Given request:
All lines in the data bearing the string "мразь" should be identified and copied.

(Dataset items)
========

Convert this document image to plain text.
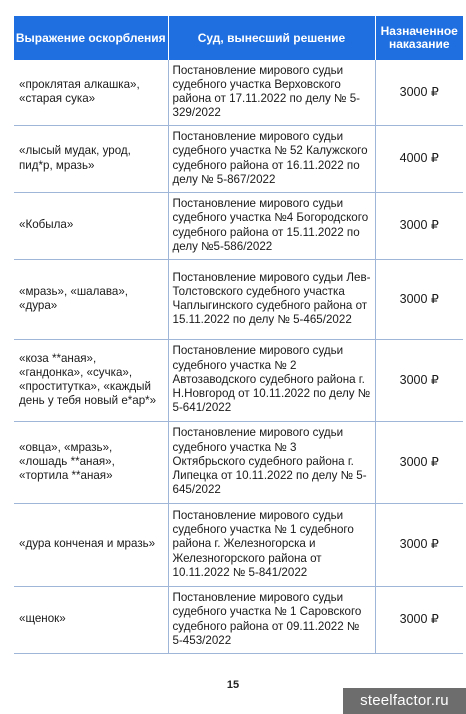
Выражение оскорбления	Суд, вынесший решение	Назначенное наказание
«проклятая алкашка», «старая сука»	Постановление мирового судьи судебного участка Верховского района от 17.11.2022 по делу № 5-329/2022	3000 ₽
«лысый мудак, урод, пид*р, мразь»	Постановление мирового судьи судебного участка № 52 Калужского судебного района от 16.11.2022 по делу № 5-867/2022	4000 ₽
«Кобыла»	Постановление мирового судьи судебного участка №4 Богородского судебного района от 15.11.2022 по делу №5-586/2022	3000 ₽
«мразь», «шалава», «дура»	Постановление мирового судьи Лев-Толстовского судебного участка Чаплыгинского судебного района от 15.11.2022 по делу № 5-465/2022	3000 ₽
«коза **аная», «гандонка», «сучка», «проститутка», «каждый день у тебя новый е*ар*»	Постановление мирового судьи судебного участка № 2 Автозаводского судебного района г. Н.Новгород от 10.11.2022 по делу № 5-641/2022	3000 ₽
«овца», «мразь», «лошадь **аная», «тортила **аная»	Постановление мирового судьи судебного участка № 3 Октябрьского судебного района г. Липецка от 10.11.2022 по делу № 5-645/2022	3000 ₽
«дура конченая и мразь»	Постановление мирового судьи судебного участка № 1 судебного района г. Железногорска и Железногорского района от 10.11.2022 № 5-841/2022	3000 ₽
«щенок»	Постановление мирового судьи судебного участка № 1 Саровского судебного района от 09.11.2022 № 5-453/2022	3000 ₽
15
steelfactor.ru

========

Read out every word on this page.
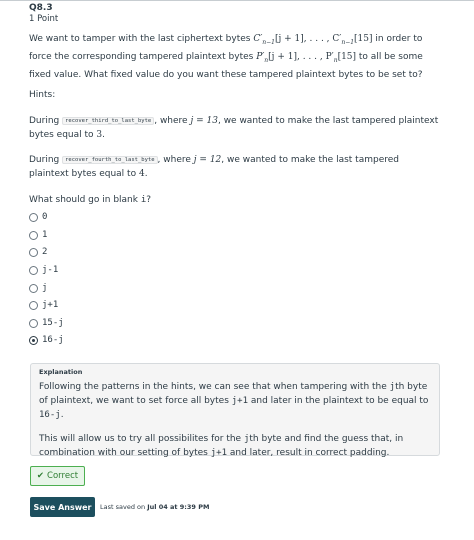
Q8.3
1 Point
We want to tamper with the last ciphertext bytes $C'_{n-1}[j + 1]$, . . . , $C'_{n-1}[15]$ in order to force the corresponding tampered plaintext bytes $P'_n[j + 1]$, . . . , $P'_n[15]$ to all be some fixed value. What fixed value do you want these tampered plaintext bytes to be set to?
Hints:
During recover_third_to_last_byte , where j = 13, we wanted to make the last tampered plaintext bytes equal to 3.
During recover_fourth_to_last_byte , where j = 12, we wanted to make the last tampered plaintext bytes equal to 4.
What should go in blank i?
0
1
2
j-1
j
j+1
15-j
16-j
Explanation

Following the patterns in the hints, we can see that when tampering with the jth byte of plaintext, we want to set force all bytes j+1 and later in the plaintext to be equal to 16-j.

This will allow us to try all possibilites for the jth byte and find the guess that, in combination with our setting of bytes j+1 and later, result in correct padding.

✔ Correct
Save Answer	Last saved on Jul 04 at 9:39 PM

========

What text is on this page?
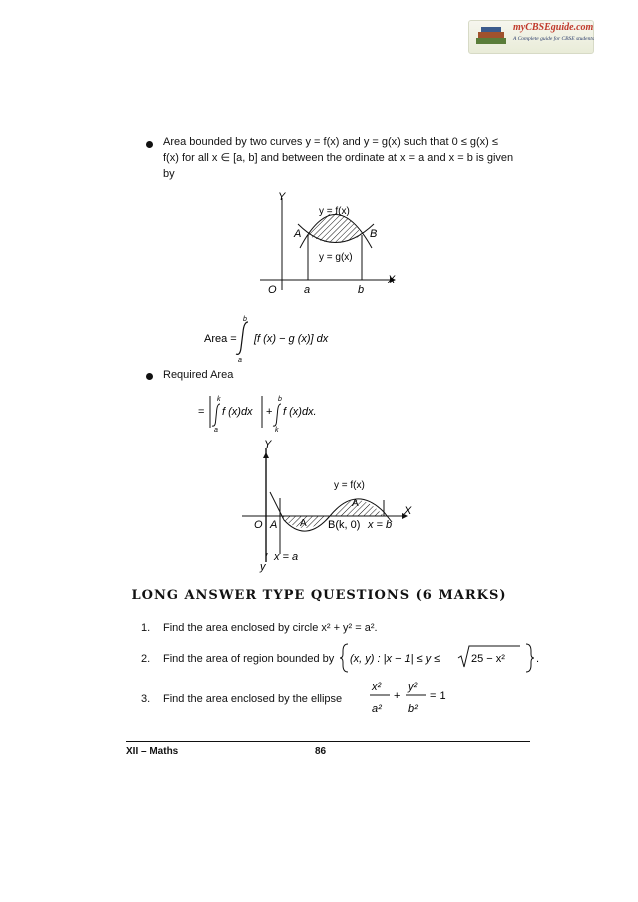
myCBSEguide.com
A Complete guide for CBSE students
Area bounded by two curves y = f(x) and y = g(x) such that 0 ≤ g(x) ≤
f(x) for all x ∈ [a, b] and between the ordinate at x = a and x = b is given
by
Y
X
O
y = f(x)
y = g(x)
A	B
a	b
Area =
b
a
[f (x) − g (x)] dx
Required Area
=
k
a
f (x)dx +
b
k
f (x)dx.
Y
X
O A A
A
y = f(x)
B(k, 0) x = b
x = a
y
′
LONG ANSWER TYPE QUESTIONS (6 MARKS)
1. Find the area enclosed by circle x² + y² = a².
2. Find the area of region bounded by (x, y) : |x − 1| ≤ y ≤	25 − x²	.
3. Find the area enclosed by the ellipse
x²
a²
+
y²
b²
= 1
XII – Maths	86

========

Solved problem:
«лысый мудак, урод, пид*р, мразь»	Постановление мирового судьи судебного участка № 52 Калужского судебного района от 16.11.2022 по делу № 5-867/2022	4000 ₽
«мразь», «шалава», «дура»	Постановление мирового судьи Лев-Толстовского судебного участка Чаплыгинского судебного района от 15.11.2022 по делу № 5-465/2022	3000 ₽
«овца», «мразь», «лошадь **аная», «тортила **аная»	Постановление мирового судьи судебного участка № 3 Октябрьского судебного района г. Липецка от 10.11.2022 по делу № 5-645/2022	3000 ₽
«дура конченая и мразь»	Постановление мирового судьи судебного участка № 1 судебного района г. Железногорска и Железногорского района от 10.11.2022 № 5-841/2022	3000 ₽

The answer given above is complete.